### TASK PROMPT
Each entry below must be repeated exactly, with pictures left out.

### MATERIAL FOR THE TASK
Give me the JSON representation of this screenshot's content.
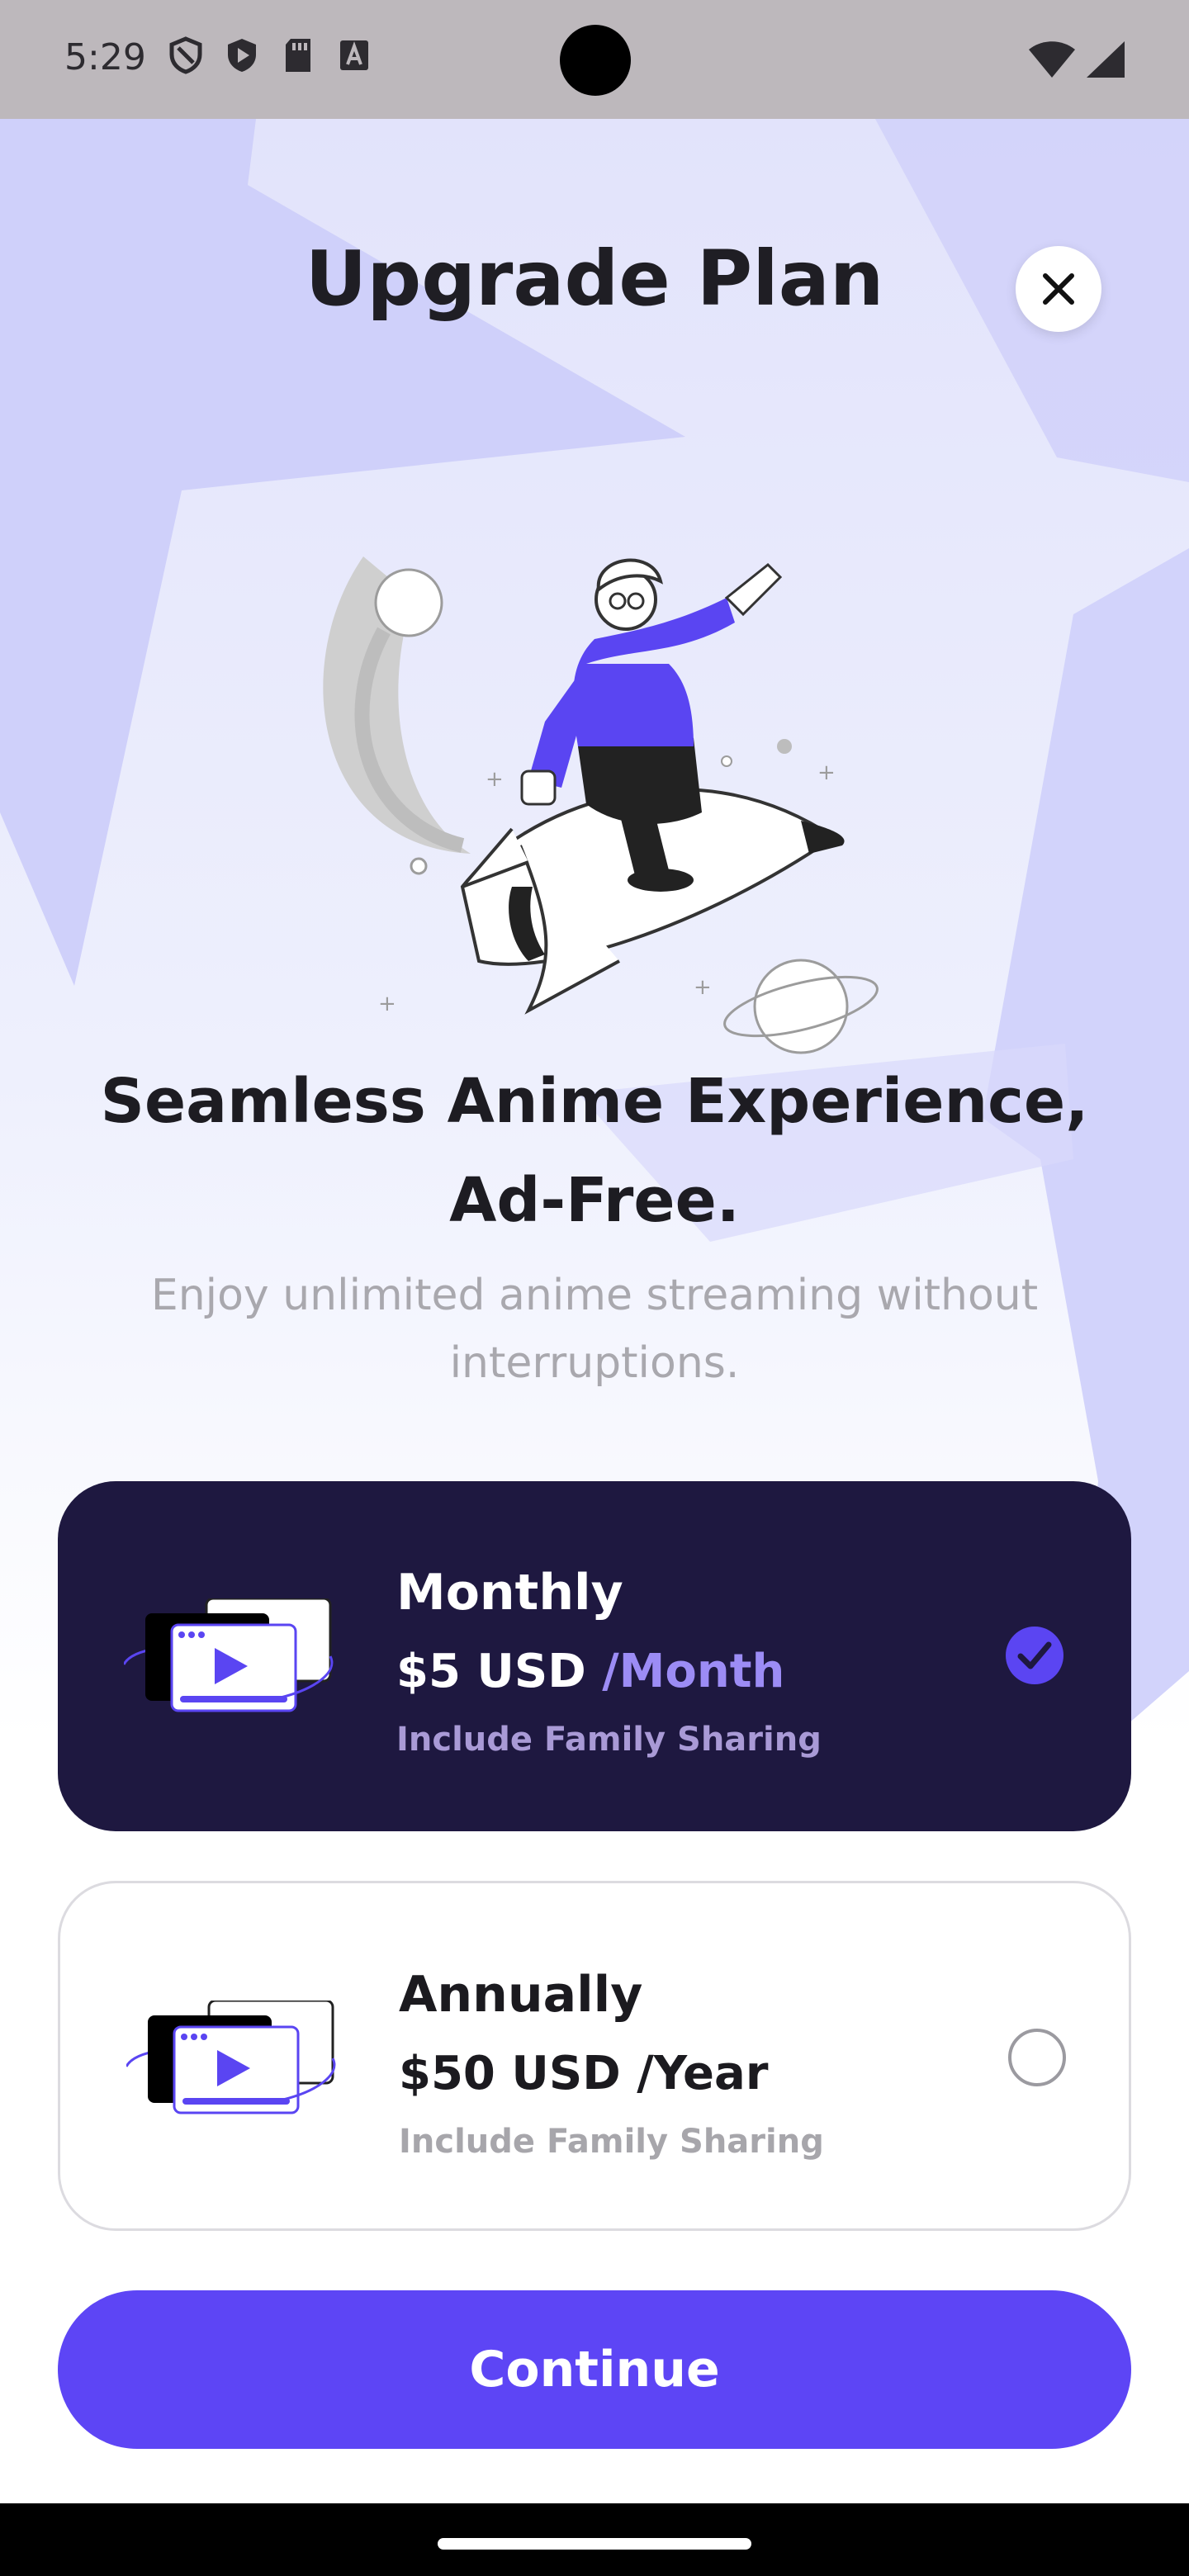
{
  "status_bar": {
    "time": "5:29"
  },
  "header": {
    "title": "Upgrade Plan"
  },
  "hero": {
    "headline": "Seamless Anime Experience, Ad-Free.",
    "subheadline": "Enjoy unlimited anime streaming without interruptions."
  },
  "plans": [
    {
      "name": "Monthly",
      "price": "$5 USD",
      "period": "/Month",
      "note": "Include Family Sharing",
      "selected": true
    },
    {
      "name": "Annually",
      "price": "$50 USD",
      "period": "/Year",
      "note": "Include Family Sharing",
      "selected": false
    }
  ],
  "cta": {
    "label": "Continue"
  },
  "icons": [
    "shield-icon",
    "play-protect-icon",
    "sd-card-icon",
    "font-icon",
    "wifi-icon",
    "signal-icon",
    "close-icon",
    "checkmark-icon",
    "video-player-icon"
  ],
  "colors": {
    "accent": "#5d45f5",
    "selected_card": "#1e1840",
    "bg_shape": "#cfd0fa"
  }
}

### WRITTEN REPLY
Give me the JSON representation of this screenshot's content.
{
  "status_bar": {
    "time": "5:29"
  },
  "header": {
    "title": "Upgrade Plan"
  },
  "hero": {
    "headline": "Seamless Anime Experience, Ad-Free.",
    "subheadline": "Enjoy unlimited anime streaming without interruptions."
  },
  "plans": [
    {
      "name": "Monthly",
      "price": "$5 USD",
      "period": "/Month",
      "note": "Include Family Sharing",
      "selected": true
    },
    {
      "name": "Annually",
      "price": "$50 USD",
      "period": "/Year",
      "note": "Include Family Sharing",
      "selected": false
    }
  ],
  "cta": {
    "label": "Continue"
  },
  "icons": [
    "shield-icon",
    "play-protect-icon",
    "sd-card-icon",
    "font-icon",
    "wifi-icon",
    "signal-icon",
    "close-icon",
    "checkmark-icon",
    "video-player-icon"
  ],
  "colors": {
    "accent": "#5d45f5",
    "selected_card": "#1e1840",
    "bg_shape": "#cfd0fa"
  }
}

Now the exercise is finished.